What this task involves:
Identify and copy all lines of the material where the string "службы" is found.

[Stored records]
■ ■ ■ ■ ■ ■ ■

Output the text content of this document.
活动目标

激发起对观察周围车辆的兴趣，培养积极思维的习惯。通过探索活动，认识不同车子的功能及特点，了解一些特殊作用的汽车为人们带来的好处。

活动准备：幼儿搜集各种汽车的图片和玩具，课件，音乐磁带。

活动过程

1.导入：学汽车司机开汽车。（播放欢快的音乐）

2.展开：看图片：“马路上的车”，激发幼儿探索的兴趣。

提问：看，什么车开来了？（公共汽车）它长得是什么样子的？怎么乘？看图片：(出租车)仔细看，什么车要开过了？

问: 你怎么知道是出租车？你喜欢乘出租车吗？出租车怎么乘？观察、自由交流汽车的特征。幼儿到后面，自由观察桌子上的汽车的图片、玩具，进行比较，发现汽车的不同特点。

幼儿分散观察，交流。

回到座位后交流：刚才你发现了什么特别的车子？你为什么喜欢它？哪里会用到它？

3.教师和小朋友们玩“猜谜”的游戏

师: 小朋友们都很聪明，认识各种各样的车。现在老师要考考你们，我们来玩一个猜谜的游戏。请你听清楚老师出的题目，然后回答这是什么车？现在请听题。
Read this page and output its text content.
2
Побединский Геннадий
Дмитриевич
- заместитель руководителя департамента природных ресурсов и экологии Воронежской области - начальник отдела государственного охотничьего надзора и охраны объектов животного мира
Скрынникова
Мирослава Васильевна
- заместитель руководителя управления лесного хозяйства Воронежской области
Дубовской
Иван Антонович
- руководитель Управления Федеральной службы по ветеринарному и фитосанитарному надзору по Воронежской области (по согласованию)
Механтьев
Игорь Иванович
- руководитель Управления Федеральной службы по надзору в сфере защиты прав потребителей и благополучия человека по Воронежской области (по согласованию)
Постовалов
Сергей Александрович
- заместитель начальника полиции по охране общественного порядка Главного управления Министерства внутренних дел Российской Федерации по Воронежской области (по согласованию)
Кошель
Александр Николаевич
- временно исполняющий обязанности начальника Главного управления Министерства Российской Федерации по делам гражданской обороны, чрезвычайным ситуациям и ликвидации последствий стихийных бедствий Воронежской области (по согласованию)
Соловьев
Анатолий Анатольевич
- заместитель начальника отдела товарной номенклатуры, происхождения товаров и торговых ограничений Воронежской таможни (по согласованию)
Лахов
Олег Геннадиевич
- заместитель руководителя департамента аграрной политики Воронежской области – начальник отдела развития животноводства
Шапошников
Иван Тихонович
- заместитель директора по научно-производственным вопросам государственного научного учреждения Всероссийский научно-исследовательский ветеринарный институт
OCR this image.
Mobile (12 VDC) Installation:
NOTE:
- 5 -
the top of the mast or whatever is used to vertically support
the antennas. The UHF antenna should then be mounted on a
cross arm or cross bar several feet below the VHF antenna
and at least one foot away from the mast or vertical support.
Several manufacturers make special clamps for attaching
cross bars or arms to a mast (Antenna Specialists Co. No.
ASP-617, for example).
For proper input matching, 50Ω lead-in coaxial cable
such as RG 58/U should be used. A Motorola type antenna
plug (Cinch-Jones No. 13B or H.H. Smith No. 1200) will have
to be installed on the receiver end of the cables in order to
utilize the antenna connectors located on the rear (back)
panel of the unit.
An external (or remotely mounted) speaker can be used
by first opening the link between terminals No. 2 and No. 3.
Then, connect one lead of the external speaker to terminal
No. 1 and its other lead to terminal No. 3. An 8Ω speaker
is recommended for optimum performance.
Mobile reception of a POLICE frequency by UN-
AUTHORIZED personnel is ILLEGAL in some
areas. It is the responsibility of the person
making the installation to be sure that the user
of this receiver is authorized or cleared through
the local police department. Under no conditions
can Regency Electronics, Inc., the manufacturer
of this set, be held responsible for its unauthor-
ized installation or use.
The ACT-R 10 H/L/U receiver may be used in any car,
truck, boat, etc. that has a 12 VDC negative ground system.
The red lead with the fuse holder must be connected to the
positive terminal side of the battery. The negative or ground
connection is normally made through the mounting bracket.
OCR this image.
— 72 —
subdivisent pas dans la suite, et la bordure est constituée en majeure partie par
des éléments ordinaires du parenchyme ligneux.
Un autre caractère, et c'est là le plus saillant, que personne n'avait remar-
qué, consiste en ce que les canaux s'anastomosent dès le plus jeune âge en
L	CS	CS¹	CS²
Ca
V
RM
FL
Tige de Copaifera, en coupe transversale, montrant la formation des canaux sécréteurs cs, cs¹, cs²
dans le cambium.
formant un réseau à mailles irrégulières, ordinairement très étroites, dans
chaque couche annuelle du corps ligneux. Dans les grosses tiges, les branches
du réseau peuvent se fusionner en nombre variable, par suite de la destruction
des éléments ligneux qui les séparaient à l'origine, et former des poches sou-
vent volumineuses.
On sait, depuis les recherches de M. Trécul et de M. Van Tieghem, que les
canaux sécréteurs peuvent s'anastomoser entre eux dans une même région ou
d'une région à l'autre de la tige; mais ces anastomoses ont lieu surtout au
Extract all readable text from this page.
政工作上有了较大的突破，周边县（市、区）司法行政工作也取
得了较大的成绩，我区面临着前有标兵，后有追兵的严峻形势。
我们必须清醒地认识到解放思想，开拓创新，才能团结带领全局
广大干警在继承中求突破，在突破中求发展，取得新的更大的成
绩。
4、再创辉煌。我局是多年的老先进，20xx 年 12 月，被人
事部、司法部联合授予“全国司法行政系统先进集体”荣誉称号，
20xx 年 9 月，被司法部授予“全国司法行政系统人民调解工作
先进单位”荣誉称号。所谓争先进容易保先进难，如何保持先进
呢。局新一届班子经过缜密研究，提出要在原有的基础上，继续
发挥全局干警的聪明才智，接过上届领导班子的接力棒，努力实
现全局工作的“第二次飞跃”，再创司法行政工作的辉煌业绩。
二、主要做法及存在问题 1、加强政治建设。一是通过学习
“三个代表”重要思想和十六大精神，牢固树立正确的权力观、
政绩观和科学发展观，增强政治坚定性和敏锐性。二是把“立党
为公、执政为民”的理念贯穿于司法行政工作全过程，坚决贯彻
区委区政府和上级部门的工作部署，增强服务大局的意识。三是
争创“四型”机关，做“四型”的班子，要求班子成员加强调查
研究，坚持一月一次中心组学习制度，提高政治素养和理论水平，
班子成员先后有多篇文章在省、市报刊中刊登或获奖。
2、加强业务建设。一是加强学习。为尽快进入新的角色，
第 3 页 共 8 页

■ ■ ■ ■ ■ ■ ■

The solution:
- руководитель Управления Федеральной службы по ветеринарному и фитосанитарному надзору по Воронежской области (по согласованию)
- руководитель Управления Федеральной службы по надзору в сфере защиты прав потребителей и благополучия человека по Воронежской области (по согласованию)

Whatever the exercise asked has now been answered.